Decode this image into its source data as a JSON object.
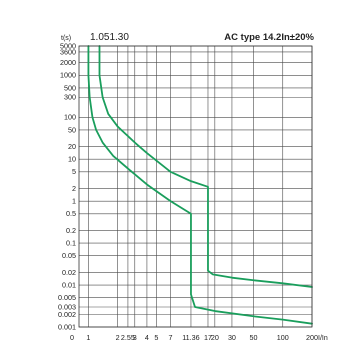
{
  "chart_data": {
    "type": "line",
    "title": "AC type 14.2In±20%",
    "reference": "1.051.30",
    "xlabel": "I/In",
    "ylabel": "t(s)",
    "x_scale": "log",
    "y_scale": "log",
    "xlim": [
      0.8,
      200
    ],
    "ylim": [
      0.001,
      5000
    ],
    "x_ticks": [
      {
        "value": 1,
        "label": "1"
      },
      {
        "value": 2,
        "label": "2"
      },
      {
        "value": 2.55,
        "label": "2.55"
      },
      {
        "value": 3,
        "label": "3"
      },
      {
        "value": 4,
        "label": "4"
      },
      {
        "value": 5,
        "label": "5"
      },
      {
        "value": 7,
        "label": "7"
      },
      {
        "value": 11.36,
        "label": "11.36"
      },
      {
        "value": 17,
        "label": "17"
      },
      {
        "value": 20,
        "label": "20"
      },
      {
        "value": 30,
        "label": "30"
      },
      {
        "value": 50,
        "label": "50"
      },
      {
        "value": 100,
        "label": "100"
      },
      {
        "value": 200,
        "label": "200"
      }
    ],
    "x_origin_label": "0",
    "y_ticks": [
      {
        "value": 5000,
        "label": "5000"
      },
      {
        "value": 3600,
        "label": "3600"
      },
      {
        "value": 2000,
        "label": "2000"
      },
      {
        "value": 1000,
        "label": "1000"
      },
      {
        "value": 500,
        "label": "500"
      },
      {
        "value": 300,
        "label": "300"
      },
      {
        "value": 100,
        "label": "100"
      },
      {
        "value": 50,
        "label": "50"
      },
      {
        "value": 20,
        "label": "20"
      },
      {
        "value": 10,
        "label": "10"
      },
      {
        "value": 5,
        "label": "5"
      },
      {
        "value": 2,
        "label": "2"
      },
      {
        "value": 1,
        "label": "1"
      },
      {
        "value": 0.5,
        "label": "0.5"
      },
      {
        "value": 0.2,
        "label": "0.2"
      },
      {
        "value": 0.1,
        "label": "0.1"
      },
      {
        "value": 0.05,
        "label": "0.05"
      },
      {
        "value": 0.02,
        "label": "0.02"
      },
      {
        "value": 0.01,
        "label": "0.01"
      },
      {
        "value": 0.005,
        "label": "0.005"
      },
      {
        "value": 0.003,
        "label": "0.003"
      },
      {
        "value": 0.002,
        "label": "0.002"
      },
      {
        "value": 0.001,
        "label": "0.001"
      }
    ],
    "grid": true,
    "line_color": "#1a9e5c",
    "series": [
      {
        "points": [
          [
            1.0,
            5000
          ],
          [
            1.0,
            1000
          ],
          [
            1.03,
            300
          ],
          [
            1.1,
            100
          ],
          [
            1.2,
            50
          ],
          [
            1.4,
            25
          ],
          [
            1.8,
            12
          ],
          [
            2.55,
            6
          ],
          [
            4,
            2.5
          ],
          [
            7,
            1
          ],
          [
            11.36,
            0.5
          ],
          [
            11.36,
            0.006
          ],
          [
            12.5,
            0.003
          ],
          [
            20,
            0.0024
          ],
          [
            50,
            0.0018
          ],
          [
            100,
            0.0015
          ],
          [
            200,
            0.0012
          ]
        ]
      },
      {
        "points": [
          [
            1.3,
            5000
          ],
          [
            1.3,
            1000
          ],
          [
            1.4,
            300
          ],
          [
            1.6,
            120
          ],
          [
            2,
            60
          ],
          [
            3,
            25
          ],
          [
            4,
            14
          ],
          [
            7,
            5
          ],
          [
            11.36,
            3
          ],
          [
            17,
            2.2
          ],
          [
            17,
            0.022
          ],
          [
            19,
            0.018
          ],
          [
            30,
            0.015
          ],
          [
            50,
            0.013
          ],
          [
            100,
            0.011
          ],
          [
            200,
            0.009
          ]
        ]
      }
    ]
  }
}
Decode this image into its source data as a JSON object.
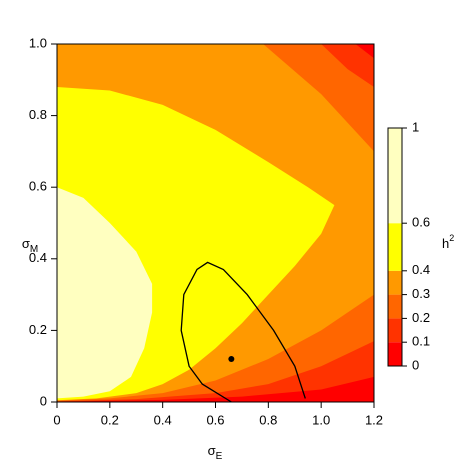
{
  "chart_data": {
    "type": "contour",
    "xlabel": {
      "symbol": "σ",
      "subscript": "E"
    },
    "ylabel": {
      "symbol": "σ",
      "subscript": "M"
    },
    "colorbar_title": {
      "symbol": "h",
      "superscript": "2"
    },
    "xlim": [
      0,
      1.2
    ],
    "ylim": [
      0,
      1
    ],
    "xticks": [
      0,
      0.2,
      0.4,
      0.6,
      0.8,
      {
        "value": 1,
        "label": "1.0"
      },
      1.2
    ],
    "yticks": [
      0,
      0.2,
      0.4,
      0.6,
      0.8,
      {
        "value": 1,
        "label": "1.0"
      }
    ],
    "levels": [
      0,
      0.1,
      0.2,
      0.3,
      0.4,
      0.6,
      1
    ],
    "colors": [
      "#ff0000",
      "#ff3300",
      "#ff6600",
      "#ff9900",
      "#ffff00",
      "#ffffc0"
    ],
    "regions": [
      {
        "level": 0.1,
        "x": [
          0,
          1.13,
          1.2,
          1.2,
          1.0,
          0.7,
          0.4,
          0
        ],
        "y": [
          1,
          1,
          0.96,
          0.07,
          0.035,
          0.015,
          0.006,
          0.001
        ]
      },
      {
        "level": 0.2,
        "x": [
          0,
          1.0,
          1.1,
          1.2,
          1.2,
          1.0,
          0.8,
          0.6,
          0.3,
          0
        ],
        "y": [
          1,
          1,
          0.93,
          0.88,
          0.17,
          0.1,
          0.05,
          0.025,
          0.008,
          0.002
        ]
      },
      {
        "level": 0.3,
        "x": [
          0,
          0.78,
          1.0,
          1.2,
          1.2,
          1.0,
          0.8,
          0.6,
          0.4,
          0.2,
          0
        ],
        "y": [
          1,
          1,
          0.86,
          0.7,
          0.3,
          0.2,
          0.12,
          0.06,
          0.025,
          0.01,
          0.004
        ]
      },
      {
        "level": 0.4,
        "x": [
          0,
          0.2,
          0.4,
          0.6,
          0.8,
          0.95,
          1.05,
          1.0,
          0.9,
          0.8,
          0.7,
          0.6,
          0.5,
          0.4,
          0.3,
          0.15,
          0
        ],
        "y": [
          0.88,
          0.87,
          0.83,
          0.76,
          0.67,
          0.6,
          0.55,
          0.47,
          0.38,
          0.3,
          0.22,
          0.15,
          0.09,
          0.05,
          0.025,
          0.01,
          0.005
        ]
      },
      {
        "level": 0.6,
        "x": [
          0,
          0.1,
          0.2,
          0.3,
          0.36,
          0.36,
          0.33,
          0.28,
          0.2,
          0.1,
          0
        ],
        "y": [
          0.6,
          0.57,
          0.5,
          0.42,
          0.33,
          0.25,
          0.15,
          0.07,
          0.03,
          0.015,
          0.01
        ]
      }
    ],
    "lines": [
      {
        "x": [
          0.66,
          0.55,
          0.5,
          0.47,
          0.48,
          0.53,
          0.57,
          0.63,
          0.72,
          0.82,
          0.9,
          0.94
        ],
        "y": [
          0,
          0.05,
          0.1,
          0.2,
          0.3,
          0.37,
          0.39,
          0.37,
          0.3,
          0.2,
          0.1,
          0.01
        ]
      }
    ],
    "points": [
      {
        "x": 0.66,
        "y": 0.12
      }
    ]
  }
}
--- --- ---
TASK
Write out every line above exactly as it is, leaving out the pictures.

EXERCISE SOLUTION
Decode this image into its source data as a JSON object.
{
  "chart_data": {
    "type": "line",
    "title": "AC type 14.2In±20%",
    "reference": "1.051.30",
    "xlabel": "I/In",
    "ylabel": "t(s)",
    "x_scale": "log",
    "y_scale": "log",
    "xlim": [
      0.8,
      200
    ],
    "ylim": [
      0.001,
      5000
    ],
    "x_ticks": [
      {
        "value": 1,
        "label": "1"
      },
      {
        "value": 2,
        "label": "2"
      },
      {
        "value": 2.55,
        "label": "2.55"
      },
      {
        "value": 3,
        "label": "3"
      },
      {
        "value": 4,
        "label": "4"
      },
      {
        "value": 5,
        "label": "5"
      },
      {
        "value": 7,
        "label": "7"
      },
      {
        "value": 11.36,
        "label": "11.36"
      },
      {
        "value": 17,
        "label": "17"
      },
      {
        "value": 20,
        "label": "20"
      },
      {
        "value": 30,
        "label": "30"
      },
      {
        "value": 50,
        "label": "50"
      },
      {
        "value": 100,
        "label": "100"
      },
      {
        "value": 200,
        "label": "200"
      }
    ],
    "x_origin_label": "0",
    "y_ticks": [
      {
        "value": 5000,
        "label": "5000"
      },
      {
        "value": 3600,
        "label": "3600"
      },
      {
        "value": 2000,
        "label": "2000"
      },
      {
        "value": 1000,
        "label": "1000"
      },
      {
        "value": 500,
        "label": "500"
      },
      {
        "value": 300,
        "label": "300"
      },
      {
        "value": 100,
        "label": "100"
      },
      {
        "value": 50,
        "label": "50"
      },
      {
        "value": 20,
        "label": "20"
      },
      {
        "value": 10,
        "label": "10"
      },
      {
        "value": 5,
        "label": "5"
      },
      {
        "value": 2,
        "label": "2"
      },
      {
        "value": 1,
        "label": "1"
      },
      {
        "value": 0.5,
        "label": "0.5"
      },
      {
        "value": 0.2,
        "label": "0.2"
      },
      {
        "value": 0.1,
        "label": "0.1"
      },
      {
        "value": 0.05,
        "label": "0.05"
      },
      {
        "value": 0.02,
        "label": "0.02"
      },
      {
        "value": 0.01,
        "label": "0.01"
      },
      {
        "value": 0.005,
        "label": "0.005"
      },
      {
        "value": 0.003,
        "label": "0.003"
      },
      {
        "value": 0.002,
        "label": "0.002"
      },
      {
        "value": 0.001,
        "label": "0.001"
      }
    ],
    "grid": true,
    "line_color": "#1a9e5c",
    "series": [
      {
        "points": [
          [
            1.0,
            5000
          ],
          [
            1.0,
            1000
          ],
          [
            1.03,
            300
          ],
          [
            1.1,
            100
          ],
          [
            1.2,
            50
          ],
          [
            1.4,
            25
          ],
          [
            1.8,
            12
          ],
          [
            2.55,
            6
          ],
          [
            4,
            2.5
          ],
          [
            7,
            1
          ],
          [
            11.36,
            0.5
          ],
          [
            11.36,
            0.006
          ],
          [
            12.5,
            0.003
          ],
          [
            20,
            0.0024
          ],
          [
            50,
            0.0018
          ],
          [
            100,
            0.0015
          ],
          [
            200,
            0.0012
          ]
        ]
      },
      {
        "points": [
          [
            1.3,
            5000
          ],
          [
            1.3,
            1000
          ],
          [
            1.4,
            300
          ],
          [
            1.6,
            120
          ],
          [
            2,
            60
          ],
          [
            3,
            25
          ],
          [
            4,
            14
          ],
          [
            7,
            5
          ],
          [
            11.36,
            3
          ],
          [
            17,
            2.2
          ],
          [
            17,
            0.022
          ],
          [
            19,
            0.018
          ],
          [
            30,
            0.015
          ],
          [
            50,
            0.013
          ],
          [
            100,
            0.011
          ],
          [
            200,
            0.009
          ]
        ]
      }
    ]
  }
}
Decode this image into its source data as a JSON object.
{
  "chart_data": {
    "type": "contour",
    "xlabel": {
      "symbol": "σ",
      "subscript": "E"
    },
    "ylabel": {
      "symbol": "σ",
      "subscript": "M"
    },
    "colorbar_title": {
      "symbol": "h",
      "superscript": "2"
    },
    "xlim": [
      0,
      1.2
    ],
    "ylim": [
      0,
      1
    ],
    "xticks": [
      0,
      0.2,
      0.4,
      0.6,
      0.8,
      {
        "value": 1,
        "label": "1.0"
      },
      1.2
    ],
    "yticks": [
      0,
      0.2,
      0.4,
      0.6,
      0.8,
      {
        "value": 1,
        "label": "1.0"
      }
    ],
    "levels": [
      0,
      0.1,
      0.2,
      0.3,
      0.4,
      0.6,
      1
    ],
    "colors": [
      "#ff0000",
      "#ff3300",
      "#ff6600",
      "#ff9900",
      "#ffff00",
      "#ffffc0"
    ],
    "regions": [
      {
        "level": 0.1,
        "x": [
          0,
          1.13,
          1.2,
          1.2,
          1.0,
          0.7,
          0.4,
          0
        ],
        "y": [
          1,
          1,
          0.96,
          0.07,
          0.035,
          0.015,
          0.006,
          0.001
        ]
      },
      {
        "level": 0.2,
        "x": [
          0,
          1.0,
          1.1,
          1.2,
          1.2,
          1.0,
          0.8,
          0.6,
          0.3,
          0
        ],
        "y": [
          1,
          1,
          0.93,
          0.88,
          0.17,
          0.1,
          0.05,
          0.025,
          0.008,
          0.002
        ]
      },
      {
        "level": 0.3,
        "x": [
          0,
          0.78,
          1.0,
          1.2,
          1.2,
          1.0,
          0.8,
          0.6,
          0.4,
          0.2,
          0
        ],
        "y": [
          1,
          1,
          0.86,
          0.7,
          0.3,
          0.2,
          0.12,
          0.06,
          0.025,
          0.01,
          0.004
        ]
      },
      {
        "level": 0.4,
        "x": [
          0,
          0.2,
          0.4,
          0.6,
          0.8,
          0.95,
          1.05,
          1.0,
          0.9,
          0.8,
          0.7,
          0.6,
          0.5,
          0.4,
          0.3,
          0.15,
          0
        ],
        "y": [
          0.88,
          0.87,
          0.83,
          0.76,
          0.67,
          0.6,
          0.55,
          0.47,
          0.38,
          0.3,
          0.22,
          0.15,
          0.09,
          0.05,
          0.025,
          0.01,
          0.005
        ]
      },
      {
        "level": 0.6,
        "x": [
          0,
          0.1,
          0.2,
          0.3,
          0.36,
          0.36,
          0.33,
          0.28,
          0.2,
          0.1,
          0
        ],
        "y": [
          0.6,
          0.57,
          0.5,
          0.42,
          0.33,
          0.25,
          0.15,
          0.07,
          0.03,
          0.015,
          0.01
        ]
      }
    ],
    "lines": [
      {
        "x": [
          0.66,
          0.55,
          0.5,
          0.47,
          0.48,
          0.53,
          0.57,
          0.63,
          0.72,
          0.82,
          0.9,
          0.94
        ],
        "y": [
          0,
          0.05,
          0.1,
          0.2,
          0.3,
          0.37,
          0.39,
          0.37,
          0.3,
          0.2,
          0.1,
          0.01
        ]
      }
    ],
    "points": [
      {
        "x": 0.66,
        "y": 0.12
      }
    ]
  }
}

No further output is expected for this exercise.